[Start of Excerpted data]

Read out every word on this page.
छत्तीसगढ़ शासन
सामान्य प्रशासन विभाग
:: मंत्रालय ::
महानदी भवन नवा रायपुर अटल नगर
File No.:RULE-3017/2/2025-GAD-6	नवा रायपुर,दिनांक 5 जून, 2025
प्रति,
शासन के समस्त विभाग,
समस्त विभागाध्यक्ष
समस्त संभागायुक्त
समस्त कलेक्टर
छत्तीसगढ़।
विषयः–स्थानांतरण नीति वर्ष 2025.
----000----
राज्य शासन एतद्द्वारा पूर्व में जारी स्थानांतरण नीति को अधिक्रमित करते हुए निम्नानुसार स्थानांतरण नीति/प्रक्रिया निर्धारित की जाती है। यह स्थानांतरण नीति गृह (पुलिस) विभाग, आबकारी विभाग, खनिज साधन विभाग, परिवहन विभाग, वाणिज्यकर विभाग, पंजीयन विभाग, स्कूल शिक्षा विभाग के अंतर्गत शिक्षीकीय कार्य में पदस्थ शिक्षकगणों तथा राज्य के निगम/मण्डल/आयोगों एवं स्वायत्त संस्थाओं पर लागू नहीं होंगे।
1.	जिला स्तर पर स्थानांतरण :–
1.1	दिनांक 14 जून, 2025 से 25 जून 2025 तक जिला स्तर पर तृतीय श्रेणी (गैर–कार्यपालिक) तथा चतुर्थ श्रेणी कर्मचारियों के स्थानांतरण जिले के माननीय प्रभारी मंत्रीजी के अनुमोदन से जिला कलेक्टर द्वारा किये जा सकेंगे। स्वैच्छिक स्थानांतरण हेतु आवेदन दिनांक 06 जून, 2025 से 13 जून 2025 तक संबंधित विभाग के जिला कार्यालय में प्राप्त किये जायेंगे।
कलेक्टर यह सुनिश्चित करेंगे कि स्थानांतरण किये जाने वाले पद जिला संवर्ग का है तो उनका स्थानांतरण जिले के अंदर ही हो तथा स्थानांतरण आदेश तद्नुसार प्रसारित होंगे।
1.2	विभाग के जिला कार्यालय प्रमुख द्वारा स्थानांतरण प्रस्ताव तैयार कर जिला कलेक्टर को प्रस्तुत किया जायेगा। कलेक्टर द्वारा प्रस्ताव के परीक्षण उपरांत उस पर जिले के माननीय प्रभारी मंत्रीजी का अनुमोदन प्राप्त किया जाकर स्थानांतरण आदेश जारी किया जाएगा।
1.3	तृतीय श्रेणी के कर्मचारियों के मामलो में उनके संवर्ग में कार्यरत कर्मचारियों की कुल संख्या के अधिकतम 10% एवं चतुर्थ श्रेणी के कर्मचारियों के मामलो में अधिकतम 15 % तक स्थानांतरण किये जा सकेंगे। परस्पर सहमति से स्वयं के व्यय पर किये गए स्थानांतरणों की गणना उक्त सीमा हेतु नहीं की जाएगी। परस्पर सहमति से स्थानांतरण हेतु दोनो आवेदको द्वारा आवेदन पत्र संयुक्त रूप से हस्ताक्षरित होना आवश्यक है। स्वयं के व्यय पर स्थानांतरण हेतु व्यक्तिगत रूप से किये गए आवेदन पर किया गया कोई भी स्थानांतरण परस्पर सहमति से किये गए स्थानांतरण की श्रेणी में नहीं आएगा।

[End of Excerpted data]

→ **Work instructions**
Reproduce the material in full, with no word added or dropped.

→ **Response to the task**
Read out every word on this page.
छत्तीसगढ़ शासन
सामान्य प्रशासन विभाग
:: मंत्रालय ::
महानदी भवन नवा रायपुर अटल नगर
File No.:RULE-3017/2/2025-GAD-6	नवा रायपुर,दिनांक 5 जून, 2025
प्रति,
शासन के समस्त विभाग,
समस्त विभागाध्यक्ष
समस्त संभागायुक्त
समस्त कलेक्टर
छत्तीसगढ़।
विषयः–स्थानांतरण नीति वर्ष 2025.
----000----
राज्य शासन एतद्द्वारा पूर्व में जारी स्थानांतरण नीति को अधिक्रमित करते हुए निम्नानुसार स्थानांतरण नीति/प्रक्रिया निर्धारित की जाती है। यह स्थानांतरण नीति गृह (पुलिस) विभाग, आबकारी विभाग, खनिज साधन विभाग, परिवहन विभाग, वाणिज्यकर विभाग, पंजीयन विभाग, स्कूल शिक्षा विभाग के अंतर्गत शिक्षीकीय कार्य में पदस्थ शिक्षकगणों तथा राज्य के निगम/मण्डल/आयोगों एवं स्वायत्त संस्थाओं पर लागू नहीं होंगे।
1.	जिला स्तर पर स्थानांतरण :–
1.1	दिनांक 14 जून, 2025 से 25 जून 2025 तक जिला स्तर पर तृतीय श्रेणी (गैर–कार्यपालिक) तथा चतुर्थ श्रेणी कर्मचारियों के स्थानांतरण जिले के माननीय प्रभारी मंत्रीजी के अनुमोदन से जिला कलेक्टर द्वारा किये जा सकेंगे। स्वैच्छिक स्थानांतरण हेतु आवेदन दिनांक 06 जून, 2025 से 13 जून 2025 तक संबंधित विभाग के जिला कार्यालय में प्राप्त किये जायेंगे।
कलेक्टर यह सुनिश्चित करेंगे कि स्थानांतरण किये जाने वाले पद जिला संवर्ग का है तो उनका स्थानांतरण जिले के अंदर ही हो तथा स्थानांतरण आदेश तद्नुसार प्रसारित होंगे।
1.2	विभाग के जिला कार्यालय प्रमुख द्वारा स्थानांतरण प्रस्ताव तैयार कर जिला कलेक्टर को प्रस्तुत किया जायेगा। कलेक्टर द्वारा प्रस्ताव के परीक्षण उपरांत उस पर जिले के माननीय प्रभारी मंत्रीजी का अनुमोदन प्राप्त किया जाकर स्थानांतरण आदेश जारी किया जाएगा।
1.3	तृतीय श्रेणी के कर्मचारियों के मामलो में उनके संवर्ग में कार्यरत कर्मचारियों की कुल संख्या के अधिकतम 10% एवं चतुर्थ श्रेणी के कर्मचारियों के मामलो में अधिकतम 15 % तक स्थानांतरण किये जा सकेंगे। परस्पर सहमति से स्वयं के व्यय पर किये गए स्थानांतरणों की गणना उक्त सीमा हेतु नहीं की जाएगी। परस्पर सहमति से स्थानांतरण हेतु दोनो आवेदको द्वारा आवेदन पत्र संयुक्त रूप से हस्ताक्षरित होना आवश्यक है। स्वयं के व्यय पर स्थानांतरण हेतु व्यक्तिगत रूप से किये गए आवेदन पर किया गया कोई भी स्थानांतरण परस्पर सहमति से किये गए स्थानांतरण की श्रेणी में नहीं आएगा।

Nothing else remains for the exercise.